■ Exercise task
Repeat every record below exactly as it appears.

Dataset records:
··········
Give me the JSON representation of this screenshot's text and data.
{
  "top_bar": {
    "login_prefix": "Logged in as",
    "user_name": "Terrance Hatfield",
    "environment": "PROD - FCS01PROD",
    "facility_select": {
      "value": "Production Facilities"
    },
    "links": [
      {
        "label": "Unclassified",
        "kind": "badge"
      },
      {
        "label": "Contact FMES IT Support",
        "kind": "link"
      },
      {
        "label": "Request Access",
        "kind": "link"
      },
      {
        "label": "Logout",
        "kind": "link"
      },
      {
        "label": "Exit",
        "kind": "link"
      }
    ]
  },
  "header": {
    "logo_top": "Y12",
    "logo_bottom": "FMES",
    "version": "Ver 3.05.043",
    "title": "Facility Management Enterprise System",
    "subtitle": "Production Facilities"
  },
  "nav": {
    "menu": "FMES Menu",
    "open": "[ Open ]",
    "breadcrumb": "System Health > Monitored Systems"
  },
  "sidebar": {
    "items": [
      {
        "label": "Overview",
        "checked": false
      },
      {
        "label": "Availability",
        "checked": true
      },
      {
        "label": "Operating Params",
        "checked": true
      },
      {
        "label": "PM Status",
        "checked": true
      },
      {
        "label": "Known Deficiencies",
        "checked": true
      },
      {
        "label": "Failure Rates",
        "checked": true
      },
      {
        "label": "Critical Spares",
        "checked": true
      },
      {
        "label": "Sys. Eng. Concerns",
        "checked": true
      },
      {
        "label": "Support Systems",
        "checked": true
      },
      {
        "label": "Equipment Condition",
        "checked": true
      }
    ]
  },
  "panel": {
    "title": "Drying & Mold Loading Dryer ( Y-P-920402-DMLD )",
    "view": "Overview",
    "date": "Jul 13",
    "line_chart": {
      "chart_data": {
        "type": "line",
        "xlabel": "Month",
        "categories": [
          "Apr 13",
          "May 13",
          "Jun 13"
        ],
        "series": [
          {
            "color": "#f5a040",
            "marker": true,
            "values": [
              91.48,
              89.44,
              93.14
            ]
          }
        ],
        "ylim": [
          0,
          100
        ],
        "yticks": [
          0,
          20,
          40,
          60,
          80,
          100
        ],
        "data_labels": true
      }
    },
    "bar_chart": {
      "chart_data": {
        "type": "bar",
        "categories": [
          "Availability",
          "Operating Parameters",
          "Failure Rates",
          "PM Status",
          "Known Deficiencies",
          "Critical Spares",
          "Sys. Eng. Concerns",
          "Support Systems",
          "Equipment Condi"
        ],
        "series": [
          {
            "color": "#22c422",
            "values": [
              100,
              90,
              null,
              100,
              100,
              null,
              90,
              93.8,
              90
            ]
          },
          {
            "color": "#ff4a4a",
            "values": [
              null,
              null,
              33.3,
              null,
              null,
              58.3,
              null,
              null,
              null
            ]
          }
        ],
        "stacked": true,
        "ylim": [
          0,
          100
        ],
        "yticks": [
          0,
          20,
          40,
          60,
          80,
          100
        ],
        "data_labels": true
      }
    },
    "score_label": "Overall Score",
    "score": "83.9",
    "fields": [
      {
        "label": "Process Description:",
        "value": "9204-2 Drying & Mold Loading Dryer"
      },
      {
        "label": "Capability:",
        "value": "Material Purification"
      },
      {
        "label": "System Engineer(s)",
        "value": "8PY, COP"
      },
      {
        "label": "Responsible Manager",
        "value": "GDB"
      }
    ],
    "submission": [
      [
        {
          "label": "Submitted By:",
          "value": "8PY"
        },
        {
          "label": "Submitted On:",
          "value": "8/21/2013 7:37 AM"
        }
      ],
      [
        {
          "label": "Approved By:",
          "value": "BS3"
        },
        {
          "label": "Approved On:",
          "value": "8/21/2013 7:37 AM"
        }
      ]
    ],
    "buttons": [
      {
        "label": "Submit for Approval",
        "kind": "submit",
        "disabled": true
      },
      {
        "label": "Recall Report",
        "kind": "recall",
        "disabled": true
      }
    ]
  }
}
··········
■ Full answer
Give me the JSON representation of this screenshot's text and data.
{
  "top_bar": {
    "login_prefix": "Logged in as",
    "user_name": "Terrance Hatfield",
    "environment": "PROD - FCS01PROD",
    "facility_select": {
      "value": "Production Facilities"
    },
    "links": [
      {
        "label": "Unclassified",
        "kind": "badge"
      },
      {
        "label": "Contact FMES IT Support",
        "kind": "link"
      },
      {
        "label": "Request Access",
        "kind": "link"
      },
      {
        "label": "Logout",
        "kind": "link"
      },
      {
        "label": "Exit",
        "kind": "link"
      }
    ]
  },
  "header": {
    "logo_top": "Y12",
    "logo_bottom": "FMES",
    "version": "Ver 3.05.043",
    "title": "Facility Management Enterprise System",
    "subtitle": "Production Facilities"
  },
  "nav": {
    "menu": "FMES Menu",
    "open": "[ Open ]",
    "breadcrumb": "System Health > Monitored Systems"
  },
  "sidebar": {
    "items": [
      {
        "label": "Overview",
        "checked": false
      },
      {
        "label": "Availability",
        "checked": true
      },
      {
        "label": "Operating Params",
        "checked": true
      },
      {
        "label": "PM Status",
        "checked": true
      },
      {
        "label": "Known Deficiencies",
        "checked": true
      },
      {
        "label": "Failure Rates",
        "checked": true
      },
      {
        "label": "Critical Spares",
        "checked": true
      },
      {
        "label": "Sys. Eng. Concerns",
        "checked": true
      },
      {
        "label": "Support Systems",
        "checked": true
      },
      {
        "label": "Equipment Condition",
        "checked": true
      }
    ]
  },
  "panel": {
    "title": "Drying & Mold Loading Dryer ( Y-P-920402-DMLD )",
    "view": "Overview",
    "date": "Jul 13",
    "line_chart": {
      "chart_data": {
        "type": "line",
        "xlabel": "Month",
        "categories": [
          "Apr 13",
          "May 13",
          "Jun 13"
        ],
        "series": [
          {
            "color": "#f5a040",
            "marker": true,
            "values": [
              91.48,
              89.44,
              93.14
            ]
          }
        ],
        "ylim": [
          0,
          100
        ],
        "yticks": [
          0,
          20,
          40,
          60,
          80,
          100
        ],
        "data_labels": true
      }
    },
    "bar_chart": {
      "chart_data": {
        "type": "bar",
        "categories": [
          "Availability",
          "Operating Parameters",
          "Failure Rates",
          "PM Status",
          "Known Deficiencies",
          "Critical Spares",
          "Sys. Eng. Concerns",
          "Support Systems",
          "Equipment Condi"
        ],
        "series": [
          {
            "color": "#22c422",
            "values": [
              100,
              90,
              null,
              100,
              100,
              null,
              90,
              93.8,
              90
            ]
          },
          {
            "color": "#ff4a4a",
            "values": [
              null,
              null,
              33.3,
              null,
              null,
              58.3,
              null,
              null,
              null
            ]
          }
        ],
        "stacked": true,
        "ylim": [
          0,
          100
        ],
        "yticks": [
          0,
          20,
          40,
          60,
          80,
          100
        ],
        "data_labels": true
      }
    },
    "score_label": "Overall Score",
    "score": "83.9",
    "fields": [
      {
        "label": "Process Description:",
        "value": "9204-2 Drying & Mold Loading Dryer"
      },
      {
        "label": "Capability:",
        "value": "Material Purification"
      },
      {
        "label": "System Engineer(s)",
        "value": "8PY, COP"
      },
      {
        "label": "Responsible Manager",
        "value": "GDB"
      }
    ],
    "submission": [
      [
        {
          "label": "Submitted By:",
          "value": "8PY"
        },
        {
          "label": "Submitted On:",
          "value": "8/21/2013 7:37 AM"
        }
      ],
      [
        {
          "label": "Approved By:",
          "value": "BS3"
        },
        {
          "label": "Approved On:",
          "value": "8/21/2013 7:37 AM"
        }
      ]
    ],
    "buttons": [
      {
        "label": "Submit for Approval",
        "kind": "submit",
        "disabled": true
      },
      {
        "label": "Recall Report",
        "kind": "recall",
        "disabled": true
      }
    ]
  }
}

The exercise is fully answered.